EXERCISE REQUIREMENTS
Report only the number of lines holding "were".

PROVIDED INFORMATION
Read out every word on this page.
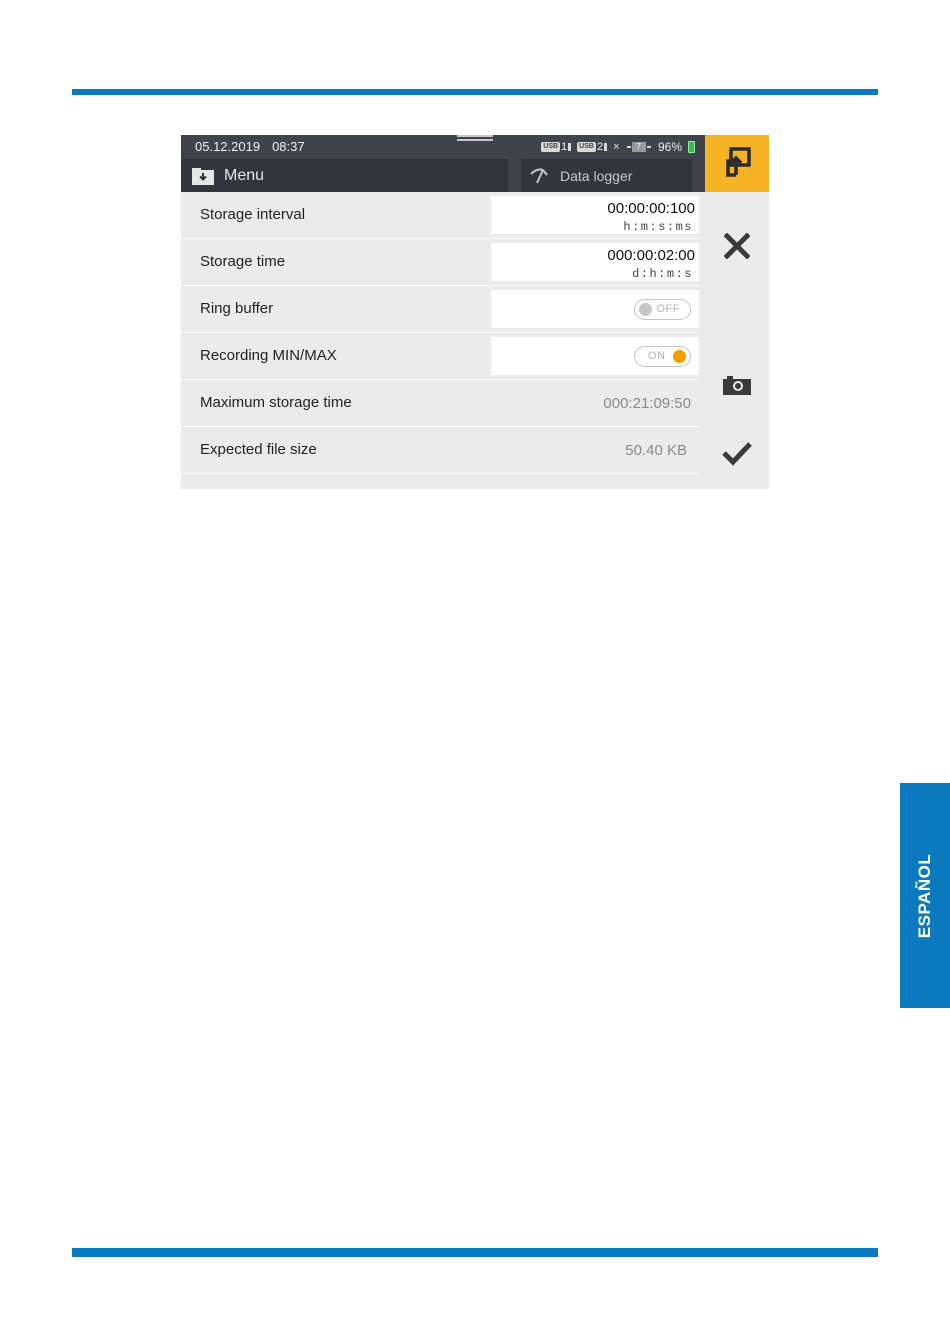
05.12.2019 08:37	USB 1 USB 2 ×	7	96%
Menu	Data logger
Storage interval	00:00:00:100
h:m:s:ms
Storage time	000:00:02:00
d:h:m:s
Ring buffer	OFF
Recording MIN/MAX	ON
Maximum storage time	000:21:09:50
Expected file size	50.40 KB
ESPAÑOL
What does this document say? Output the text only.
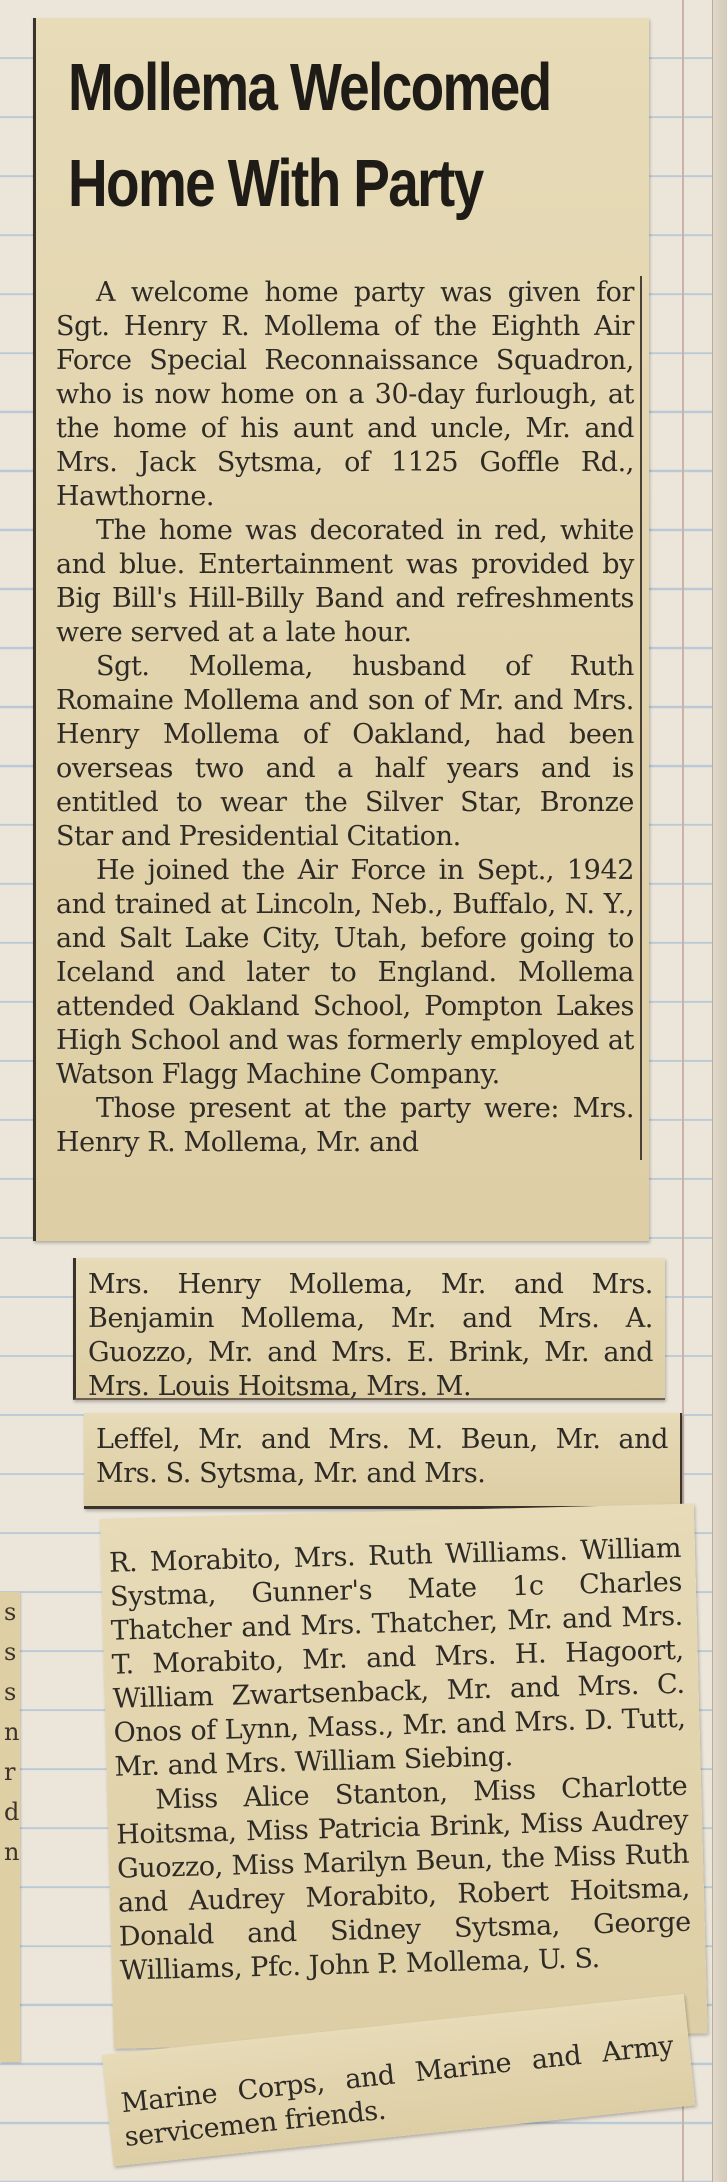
Mollema Welcomed
Home With Party

A welcome home party was given for Sgt. Henry R. Mollema of the Eighth Air Force Special Reconnaissance Squadron, who is now home on a 30-day furlough, at the home of his aunt and uncle, Mr. and Mrs. Jack Sytsma, of 1125 Goffle Rd., Hawthorne.

The home was decorated in red, white and blue. Entertainment was provided by Big Bill's Hill-Billy Band and refreshments were served at a late hour.

Sgt. Mollema, husband of Ruth Romaine Mollema and son of Mr. and Mrs. Henry Mollema of Oakland, had been overseas two and a half years and is entitled to wear the Silver Star, Bronze Star and Presidential Citation.

He joined the Air Force in Sept., 1942 and trained at Lincoln, Neb., Buffalo, N. Y., and Salt Lake City, Utah, before going to Iceland and later to England. Mollema attended Oakland School, Pompton Lakes High School and was formerly employed at Watson Flagg Machine Company.

Those present at the party were: Mrs. Henry R. Mollema, Mr. and

Mrs. Henry Mollema, Mr. and Mrs. Benjamin Mollema, Mr. and Mrs. A. Guozzo, Mr. and Mrs. E. Brink, Mr. and Mrs. Louis Hoitsma, Mrs. M.

Leffel, Mr. and Mrs. M. Beun, Mr. and Mrs. S. Sytsma, Mr. and Mrs.

R. Morabito, Mrs. Ruth Williams. William Systma, Gunner's Mate 1c Charles Thatcher and Mrs. Thatcher, Mr. and Mrs. T. Morabito, Mr. and Mrs. H. Hagoort, William Zwartsenback, Mr. and Mrs. C. Onos of Lynn, Mass., Mr. and Mrs. D. Tutt, Mr. and Mrs. William Siebing.

Miss Alice Stanton, Miss Charlotte Hoitsma, Miss Patricia Brink, Miss Audrey Guozzo, Miss Marilyn Beun, the Miss Ruth and Audrey Morabito, Robert Hoitsma, Donald and Sidney Sytsma, George Williams, Pfc. John P. Mollema, U. S.

Marine Corps, and Marine and Army servicemen friends.

s
s
s
n
r
d
n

CORRECT ANSWER
2